[begin THE RECORDS]

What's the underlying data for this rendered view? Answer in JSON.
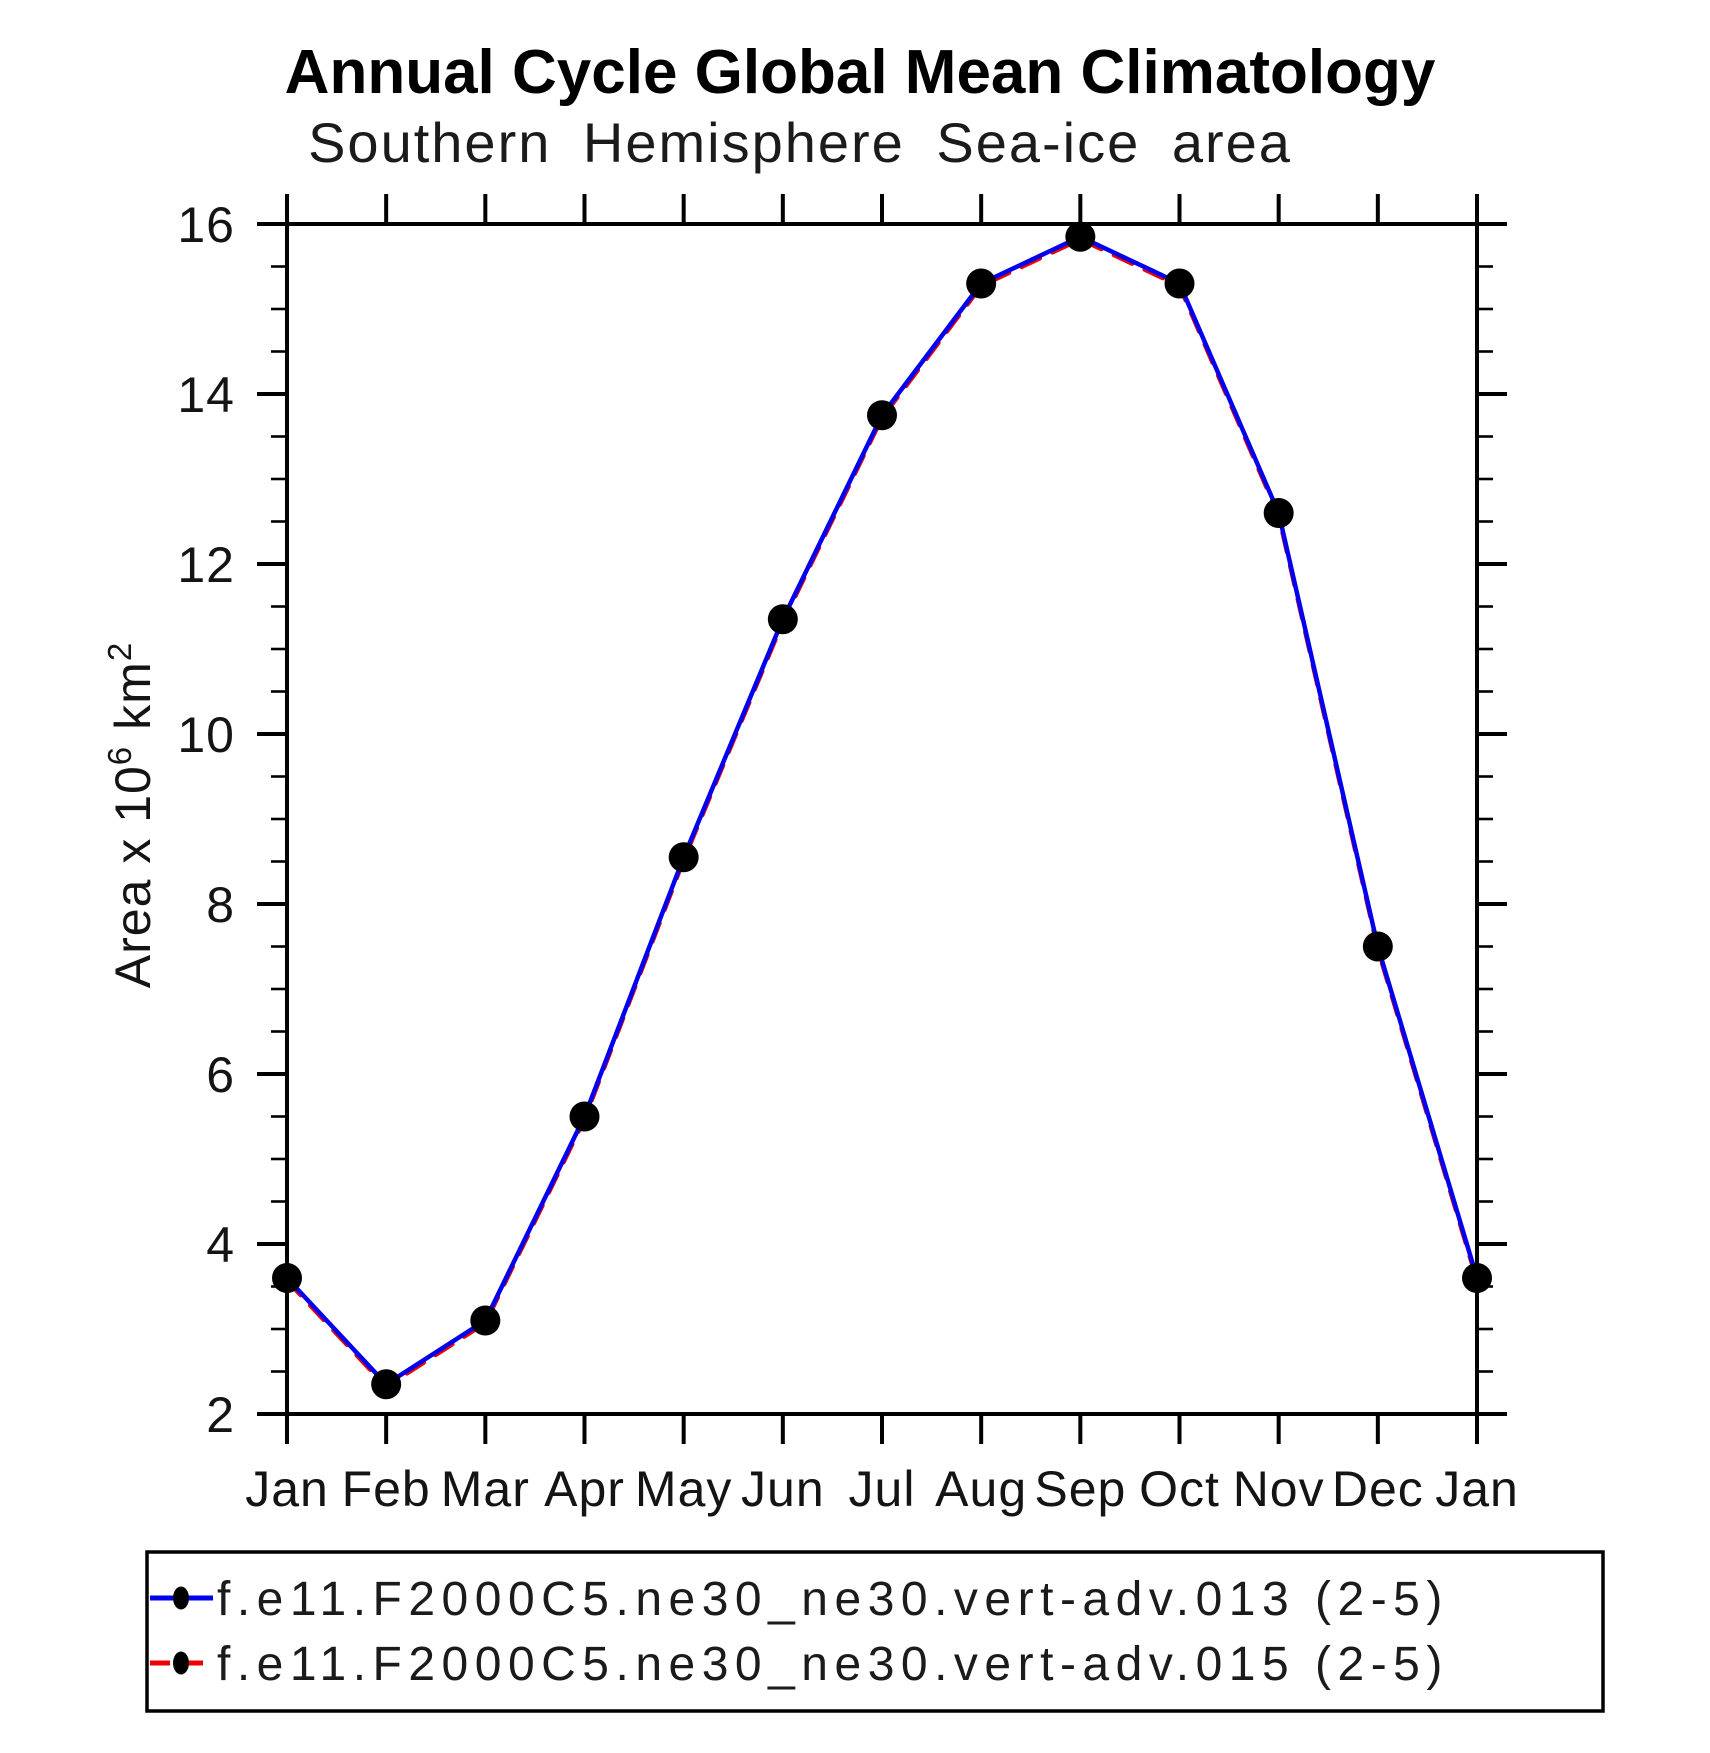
{
  "title": "Annual Cycle Global Mean Climatology",
  "subtitle": "Southern Hemisphere Sea-ice area",
  "y_axis_title": {
    "prefix": "Area x 10",
    "sup_exp": "6",
    "unit": "km",
    "sup_unit": "2"
  },
  "chart_data": {
    "type": "line",
    "categories": [
      "Jan",
      "Feb",
      "Mar",
      "Apr",
      "May",
      "Jun",
      "Jul",
      "Aug",
      "Sep",
      "Oct",
      "Nov",
      "Dec",
      "Jan"
    ],
    "xlabel": "",
    "ylabel": "Area x 10^6 km^2",
    "ylim": [
      2,
      16
    ],
    "ytick_step": 2,
    "yminor_step": 0.5,
    "ytick_labels": [
      "2",
      "4",
      "6",
      "8",
      "10",
      "12",
      "14",
      "16"
    ],
    "grid": false,
    "legend_position": "bottom",
    "series": [
      {
        "name": "f.e11.F2000C5.ne30_ne30.vert-adv.013 (2-5)",
        "color": "#0000ee",
        "line_style": "solid",
        "marker": "filled-circle",
        "marker_color": "#000000",
        "values": [
          3.6,
          2.35,
          3.1,
          5.5,
          8.55,
          11.35,
          13.75,
          15.3,
          15.85,
          15.3,
          12.6,
          7.5,
          3.6
        ]
      },
      {
        "name": "f.e11.F2000C5.ne30_ne30.vert-adv.015 (2-5)",
        "color": "#ee0000",
        "line_style": "dashed",
        "marker": "filled-circle",
        "marker_color": "#000000",
        "values": [
          3.6,
          2.35,
          3.1,
          5.5,
          8.55,
          11.35,
          13.75,
          15.3,
          15.85,
          15.3,
          12.6,
          7.5,
          3.6
        ]
      }
    ]
  }
}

[end THE RECORDS]

SHORT PROBLEM: Without the pictures, print the records in full, exactly as they appear.

ANSWER TO THE EXERCISE:
What's the underlying data for this rendered view? Answer in JSON.
{
  "title": "Annual Cycle Global Mean Climatology",
  "subtitle": "Southern Hemisphere Sea-ice area",
  "y_axis_title": {
    "prefix": "Area x 10",
    "sup_exp": "6",
    "unit": "km",
    "sup_unit": "2"
  },
  "chart_data": {
    "type": "line",
    "categories": [
      "Jan",
      "Feb",
      "Mar",
      "Apr",
      "May",
      "Jun",
      "Jul",
      "Aug",
      "Sep",
      "Oct",
      "Nov",
      "Dec",
      "Jan"
    ],
    "xlabel": "",
    "ylabel": "Area x 10^6 km^2",
    "ylim": [
      2,
      16
    ],
    "ytick_step": 2,
    "yminor_step": 0.5,
    "ytick_labels": [
      "2",
      "4",
      "6",
      "8",
      "10",
      "12",
      "14",
      "16"
    ],
    "grid": false,
    "legend_position": "bottom",
    "series": [
      {
        "name": "f.e11.F2000C5.ne30_ne30.vert-adv.013 (2-5)",
        "color": "#0000ee",
        "line_style": "solid",
        "marker": "filled-circle",
        "marker_color": "#000000",
        "values": [
          3.6,
          2.35,
          3.1,
          5.5,
          8.55,
          11.35,
          13.75,
          15.3,
          15.85,
          15.3,
          12.6,
          7.5,
          3.6
        ]
      },
      {
        "name": "f.e11.F2000C5.ne30_ne30.vert-adv.015 (2-5)",
        "color": "#ee0000",
        "line_style": "dashed",
        "marker": "filled-circle",
        "marker_color": "#000000",
        "values": [
          3.6,
          2.35,
          3.1,
          5.5,
          8.55,
          11.35,
          13.75,
          15.3,
          15.85,
          15.3,
          12.6,
          7.5,
          3.6
        ]
      }
    ]
  }
}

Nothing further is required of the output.